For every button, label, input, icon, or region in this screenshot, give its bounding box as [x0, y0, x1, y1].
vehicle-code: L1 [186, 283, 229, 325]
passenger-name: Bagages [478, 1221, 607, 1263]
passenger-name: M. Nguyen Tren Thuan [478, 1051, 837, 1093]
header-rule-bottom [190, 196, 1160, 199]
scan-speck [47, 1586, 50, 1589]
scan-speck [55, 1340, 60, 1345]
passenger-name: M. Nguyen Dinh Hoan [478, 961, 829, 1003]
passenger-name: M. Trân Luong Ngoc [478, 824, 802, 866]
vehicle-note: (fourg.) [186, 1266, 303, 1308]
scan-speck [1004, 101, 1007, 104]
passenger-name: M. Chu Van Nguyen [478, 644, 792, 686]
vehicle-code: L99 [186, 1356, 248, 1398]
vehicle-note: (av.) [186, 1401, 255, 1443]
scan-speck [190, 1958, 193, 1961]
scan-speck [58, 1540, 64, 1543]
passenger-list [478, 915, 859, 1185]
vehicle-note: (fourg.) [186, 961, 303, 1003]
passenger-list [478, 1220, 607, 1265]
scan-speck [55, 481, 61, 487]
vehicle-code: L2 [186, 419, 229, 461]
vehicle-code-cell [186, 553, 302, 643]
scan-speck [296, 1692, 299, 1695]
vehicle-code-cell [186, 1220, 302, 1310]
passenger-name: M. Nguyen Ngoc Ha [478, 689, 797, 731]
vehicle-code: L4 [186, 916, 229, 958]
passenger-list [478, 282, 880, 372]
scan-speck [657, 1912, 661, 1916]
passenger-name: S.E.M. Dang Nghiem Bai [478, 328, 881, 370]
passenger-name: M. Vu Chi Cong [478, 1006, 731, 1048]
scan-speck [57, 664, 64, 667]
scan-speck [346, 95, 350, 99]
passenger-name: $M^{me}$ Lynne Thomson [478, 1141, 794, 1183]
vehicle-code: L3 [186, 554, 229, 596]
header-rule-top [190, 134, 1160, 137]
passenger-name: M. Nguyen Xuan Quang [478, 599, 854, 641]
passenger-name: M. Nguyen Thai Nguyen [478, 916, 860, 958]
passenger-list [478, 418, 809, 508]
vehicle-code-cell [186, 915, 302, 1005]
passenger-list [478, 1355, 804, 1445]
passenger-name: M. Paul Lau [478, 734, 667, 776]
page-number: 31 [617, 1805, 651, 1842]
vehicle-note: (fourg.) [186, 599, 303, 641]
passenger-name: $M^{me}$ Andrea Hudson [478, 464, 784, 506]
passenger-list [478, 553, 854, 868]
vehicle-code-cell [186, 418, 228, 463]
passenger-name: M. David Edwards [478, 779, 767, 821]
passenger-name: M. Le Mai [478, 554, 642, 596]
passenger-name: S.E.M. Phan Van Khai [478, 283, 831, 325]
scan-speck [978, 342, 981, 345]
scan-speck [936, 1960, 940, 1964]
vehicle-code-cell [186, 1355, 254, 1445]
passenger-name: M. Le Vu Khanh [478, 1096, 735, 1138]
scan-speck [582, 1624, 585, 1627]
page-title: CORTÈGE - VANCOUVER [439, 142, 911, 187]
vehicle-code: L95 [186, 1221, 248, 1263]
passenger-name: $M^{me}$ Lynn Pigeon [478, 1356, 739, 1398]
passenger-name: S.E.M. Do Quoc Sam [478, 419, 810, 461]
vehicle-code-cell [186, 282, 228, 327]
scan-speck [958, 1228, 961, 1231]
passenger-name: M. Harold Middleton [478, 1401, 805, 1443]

::::

Required task - Could you update the data above so that every "passenger-name" reads "occupant-name", with everything else left unchanged?

Exercise answer -
For every button, label, input, icon, or region in this screenshot, give its bounding box as [x0, y0, x1, y1].
vehicle-code: L1 [186, 283, 229, 325]
occupant-name: Bagages [478, 1221, 607, 1263]
occupant-name: M. Nguyen Tren Thuan [478, 1051, 837, 1093]
header-rule-bottom [190, 196, 1160, 199]
scan-speck [47, 1586, 50, 1589]
scan-speck [55, 1340, 60, 1345]
occupant-name: M. Nguyen Dinh Hoan [478, 961, 829, 1003]
occupant-name: M. Trân Luong Ngoc [478, 824, 802, 866]
vehicle-note: (fourg.) [186, 1266, 303, 1308]
scan-speck [1004, 101, 1007, 104]
occupant-name: M. Chu Van Nguyen [478, 644, 792, 686]
vehicle-code: L99 [186, 1356, 248, 1398]
vehicle-note: (av.) [186, 1401, 255, 1443]
scan-speck [190, 1958, 193, 1961]
scan-speck [58, 1540, 64, 1543]
passenger-list [478, 915, 859, 1185]
vehicle-note: (fourg.) [186, 961, 303, 1003]
passenger-list [478, 1220, 607, 1265]
scan-speck [55, 481, 61, 487]
vehicle-code: L2 [186, 419, 229, 461]
vehicle-code-cell [186, 553, 302, 643]
scan-speck [296, 1692, 299, 1695]
vehicle-code-cell [186, 1220, 302, 1310]
occupant-name: M. Nguyen Ngoc Ha [478, 689, 797, 731]
vehicle-code: L4 [186, 916, 229, 958]
passenger-list [478, 282, 880, 372]
scan-speck [657, 1912, 661, 1916]
occupant-name: S.E.M. Dang Nghiem Bai [478, 328, 881, 370]
occupant-name: M. Vu Chi Cong [478, 1006, 731, 1048]
scan-speck [57, 664, 64, 667]
scan-speck [346, 95, 350, 99]
occupant-name: $M^{me}$ Lynne Thomson [478, 1141, 794, 1183]
vehicle-code: L3 [186, 554, 229, 596]
header-rule-top [190, 134, 1160, 137]
occupant-name: M. Nguyen Xuan Quang [478, 599, 854, 641]
occupant-name: M. Nguyen Thai Nguyen [478, 916, 860, 958]
passenger-list [478, 418, 809, 508]
vehicle-code-cell [186, 915, 302, 1005]
passenger-list [478, 1355, 804, 1445]
occupant-name: M. Paul Lau [478, 734, 667, 776]
page-number: 31 [617, 1805, 651, 1842]
vehicle-note: (fourg.) [186, 599, 303, 641]
occupant-name: $M^{me}$ Andrea Hudson [478, 464, 784, 506]
passenger-list [478, 553, 854, 868]
vehicle-code-cell [186, 418, 228, 463]
occupant-name: M. David Edwards [478, 779, 767, 821]
occupant-name: M. Le Mai [478, 554, 642, 596]
occupant-name: S.E.M. Phan Van Khai [478, 283, 831, 325]
scan-speck [978, 342, 981, 345]
scan-speck [936, 1960, 940, 1964]
vehicle-code-cell [186, 1355, 254, 1445]
occupant-name: M. Le Vu Khanh [478, 1096, 735, 1138]
scan-speck [582, 1624, 585, 1627]
page-title: CORTÈGE - VANCOUVER [439, 142, 911, 187]
vehicle-code: L95 [186, 1221, 248, 1263]
occupant-name: $M^{me}$ Lynn Pigeon [478, 1356, 739, 1398]
occupant-name: S.E.M. Do Quoc Sam [478, 419, 810, 461]
vehicle-code-cell [186, 282, 228, 327]
scan-speck [958, 1228, 961, 1231]
occupant-name: M. Harold Middleton [478, 1401, 805, 1443]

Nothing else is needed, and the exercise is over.